-- begin --

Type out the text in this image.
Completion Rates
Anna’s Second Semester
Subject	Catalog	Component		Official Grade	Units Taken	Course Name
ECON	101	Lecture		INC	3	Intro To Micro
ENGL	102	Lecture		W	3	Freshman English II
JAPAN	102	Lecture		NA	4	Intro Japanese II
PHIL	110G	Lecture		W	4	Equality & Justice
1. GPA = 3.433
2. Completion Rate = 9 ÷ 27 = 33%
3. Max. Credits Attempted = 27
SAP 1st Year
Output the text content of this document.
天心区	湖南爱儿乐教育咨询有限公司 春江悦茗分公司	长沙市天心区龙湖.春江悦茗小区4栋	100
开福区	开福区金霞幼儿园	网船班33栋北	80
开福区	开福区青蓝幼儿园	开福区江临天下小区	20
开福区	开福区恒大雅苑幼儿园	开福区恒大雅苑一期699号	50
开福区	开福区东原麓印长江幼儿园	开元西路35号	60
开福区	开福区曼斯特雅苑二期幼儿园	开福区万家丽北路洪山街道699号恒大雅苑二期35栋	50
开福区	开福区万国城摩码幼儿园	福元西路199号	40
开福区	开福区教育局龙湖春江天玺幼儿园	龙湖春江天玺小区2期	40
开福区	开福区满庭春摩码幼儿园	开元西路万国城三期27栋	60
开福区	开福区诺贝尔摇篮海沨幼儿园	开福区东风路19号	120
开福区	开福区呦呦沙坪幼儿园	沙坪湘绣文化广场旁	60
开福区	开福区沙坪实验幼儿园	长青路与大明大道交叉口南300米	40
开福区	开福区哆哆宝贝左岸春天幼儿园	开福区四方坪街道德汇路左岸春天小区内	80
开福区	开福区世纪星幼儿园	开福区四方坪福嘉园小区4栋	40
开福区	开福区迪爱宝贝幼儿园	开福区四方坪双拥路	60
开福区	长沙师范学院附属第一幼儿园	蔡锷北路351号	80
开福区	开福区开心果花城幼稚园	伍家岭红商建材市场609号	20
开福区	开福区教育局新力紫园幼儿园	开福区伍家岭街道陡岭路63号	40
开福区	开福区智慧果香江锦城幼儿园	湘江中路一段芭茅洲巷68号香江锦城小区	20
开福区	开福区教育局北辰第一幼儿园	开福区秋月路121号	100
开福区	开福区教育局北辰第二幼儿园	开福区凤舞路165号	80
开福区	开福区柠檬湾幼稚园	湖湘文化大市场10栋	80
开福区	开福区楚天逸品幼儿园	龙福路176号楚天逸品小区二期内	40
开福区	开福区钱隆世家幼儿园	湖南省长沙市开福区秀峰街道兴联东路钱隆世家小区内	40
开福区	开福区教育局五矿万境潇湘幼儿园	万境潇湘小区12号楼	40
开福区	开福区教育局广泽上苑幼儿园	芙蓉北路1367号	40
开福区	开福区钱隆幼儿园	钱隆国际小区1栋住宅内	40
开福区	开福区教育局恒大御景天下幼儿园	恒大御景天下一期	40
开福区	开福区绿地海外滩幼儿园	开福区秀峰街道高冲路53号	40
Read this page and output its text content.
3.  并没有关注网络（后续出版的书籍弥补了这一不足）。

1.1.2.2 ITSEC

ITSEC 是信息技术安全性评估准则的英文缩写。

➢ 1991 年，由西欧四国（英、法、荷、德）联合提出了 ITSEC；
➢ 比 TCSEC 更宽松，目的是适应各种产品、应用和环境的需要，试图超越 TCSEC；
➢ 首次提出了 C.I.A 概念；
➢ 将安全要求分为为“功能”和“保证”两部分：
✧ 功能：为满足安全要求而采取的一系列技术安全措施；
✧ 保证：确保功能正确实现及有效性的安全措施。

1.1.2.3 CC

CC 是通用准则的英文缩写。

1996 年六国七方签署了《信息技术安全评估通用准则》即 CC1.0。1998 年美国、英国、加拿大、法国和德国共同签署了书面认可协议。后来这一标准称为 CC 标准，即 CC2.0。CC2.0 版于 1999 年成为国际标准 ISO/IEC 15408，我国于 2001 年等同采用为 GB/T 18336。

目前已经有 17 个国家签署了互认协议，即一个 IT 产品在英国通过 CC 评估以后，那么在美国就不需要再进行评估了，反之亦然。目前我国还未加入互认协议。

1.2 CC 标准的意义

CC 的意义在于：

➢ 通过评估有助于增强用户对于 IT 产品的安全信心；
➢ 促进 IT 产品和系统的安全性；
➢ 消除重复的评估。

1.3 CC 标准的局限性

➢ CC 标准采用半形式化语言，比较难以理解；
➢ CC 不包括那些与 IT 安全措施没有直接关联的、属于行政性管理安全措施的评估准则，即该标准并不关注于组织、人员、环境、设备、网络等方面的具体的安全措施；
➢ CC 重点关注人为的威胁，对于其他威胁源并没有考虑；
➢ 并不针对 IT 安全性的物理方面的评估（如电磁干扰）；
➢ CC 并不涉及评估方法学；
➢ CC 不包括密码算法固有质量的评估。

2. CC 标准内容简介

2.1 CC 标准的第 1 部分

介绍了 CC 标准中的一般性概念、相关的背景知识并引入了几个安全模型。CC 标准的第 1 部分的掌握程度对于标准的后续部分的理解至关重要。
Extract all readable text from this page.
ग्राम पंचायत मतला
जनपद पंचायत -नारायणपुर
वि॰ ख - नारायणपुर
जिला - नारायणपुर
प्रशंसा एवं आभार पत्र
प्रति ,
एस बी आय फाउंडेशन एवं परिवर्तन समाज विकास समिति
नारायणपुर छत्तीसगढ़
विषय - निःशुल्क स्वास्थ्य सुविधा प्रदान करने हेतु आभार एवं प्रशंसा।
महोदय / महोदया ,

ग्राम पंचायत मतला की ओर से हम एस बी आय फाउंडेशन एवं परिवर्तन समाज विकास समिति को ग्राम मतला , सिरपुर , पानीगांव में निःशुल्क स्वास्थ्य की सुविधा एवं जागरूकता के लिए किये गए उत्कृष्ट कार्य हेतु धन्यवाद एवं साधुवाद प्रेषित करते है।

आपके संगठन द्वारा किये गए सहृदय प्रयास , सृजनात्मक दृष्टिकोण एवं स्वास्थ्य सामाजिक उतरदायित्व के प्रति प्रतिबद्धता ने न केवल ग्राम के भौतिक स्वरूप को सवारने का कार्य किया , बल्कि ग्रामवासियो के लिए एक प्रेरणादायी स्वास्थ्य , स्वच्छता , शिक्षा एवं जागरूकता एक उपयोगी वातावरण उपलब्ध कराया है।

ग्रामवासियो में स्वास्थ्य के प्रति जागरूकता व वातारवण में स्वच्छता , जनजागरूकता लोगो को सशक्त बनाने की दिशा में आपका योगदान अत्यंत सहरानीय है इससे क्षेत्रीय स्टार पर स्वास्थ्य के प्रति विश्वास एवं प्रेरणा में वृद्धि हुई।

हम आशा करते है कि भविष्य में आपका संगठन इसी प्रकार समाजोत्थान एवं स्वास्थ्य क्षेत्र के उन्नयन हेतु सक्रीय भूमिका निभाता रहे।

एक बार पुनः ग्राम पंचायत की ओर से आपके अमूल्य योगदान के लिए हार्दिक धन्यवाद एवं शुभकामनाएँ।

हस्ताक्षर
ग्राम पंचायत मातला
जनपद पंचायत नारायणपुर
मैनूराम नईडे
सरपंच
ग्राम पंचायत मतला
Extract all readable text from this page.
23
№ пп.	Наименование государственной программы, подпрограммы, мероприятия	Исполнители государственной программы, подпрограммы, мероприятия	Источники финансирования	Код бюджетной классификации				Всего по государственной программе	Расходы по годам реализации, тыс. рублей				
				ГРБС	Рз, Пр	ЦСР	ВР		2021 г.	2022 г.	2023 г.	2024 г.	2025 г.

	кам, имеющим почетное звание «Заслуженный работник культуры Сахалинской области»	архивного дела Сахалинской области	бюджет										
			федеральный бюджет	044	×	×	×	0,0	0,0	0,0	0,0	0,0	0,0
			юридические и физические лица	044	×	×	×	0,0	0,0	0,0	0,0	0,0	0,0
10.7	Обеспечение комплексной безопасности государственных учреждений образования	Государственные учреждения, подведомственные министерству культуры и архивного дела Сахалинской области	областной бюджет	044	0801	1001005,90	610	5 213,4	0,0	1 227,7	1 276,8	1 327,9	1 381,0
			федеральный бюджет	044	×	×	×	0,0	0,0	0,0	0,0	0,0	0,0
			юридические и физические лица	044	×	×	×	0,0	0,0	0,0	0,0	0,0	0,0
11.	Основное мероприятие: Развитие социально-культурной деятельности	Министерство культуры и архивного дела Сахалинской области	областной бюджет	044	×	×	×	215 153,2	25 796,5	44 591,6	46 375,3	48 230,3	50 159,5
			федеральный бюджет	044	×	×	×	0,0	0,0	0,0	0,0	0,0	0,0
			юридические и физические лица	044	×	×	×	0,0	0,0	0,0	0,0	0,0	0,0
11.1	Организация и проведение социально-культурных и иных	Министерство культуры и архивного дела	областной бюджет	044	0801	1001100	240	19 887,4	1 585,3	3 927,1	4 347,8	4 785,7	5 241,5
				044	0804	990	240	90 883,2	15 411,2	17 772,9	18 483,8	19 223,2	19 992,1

-- end --

Copy every single line of the material above that holds "дела".

	кам, имеющим почетное звание «Заслуженный работник культуры Сахалинской области»	архивного дела Сахалинской области	бюджет										
10.7	Обеспечение комплексной безопасности государственных учреждений образования	Государственные учреждения, подведомственные министерству культуры и архивного дела Сахалинской области	областной бюджет	044	0801	1001005,90	610	5 213,4	0,0	1 227,7	1 276,8	1 327,9	1 381,0
11.	Основное мероприятие: Развитие социально-культурной деятельности	Министерство культуры и архивного дела Сахалинской области	областной бюджет	044	×	×	×	215 153,2	25 796,5	44 591,6	46 375,3	48 230,3	50 159,5
11.1	Организация и проведение социально-культурных и иных	Министерство культуры и архивного дела	областной бюджет	044	0801	1001100	240	19 887,4	1 585,3	3 927,1	4 347,8	4 785,7	5 241,5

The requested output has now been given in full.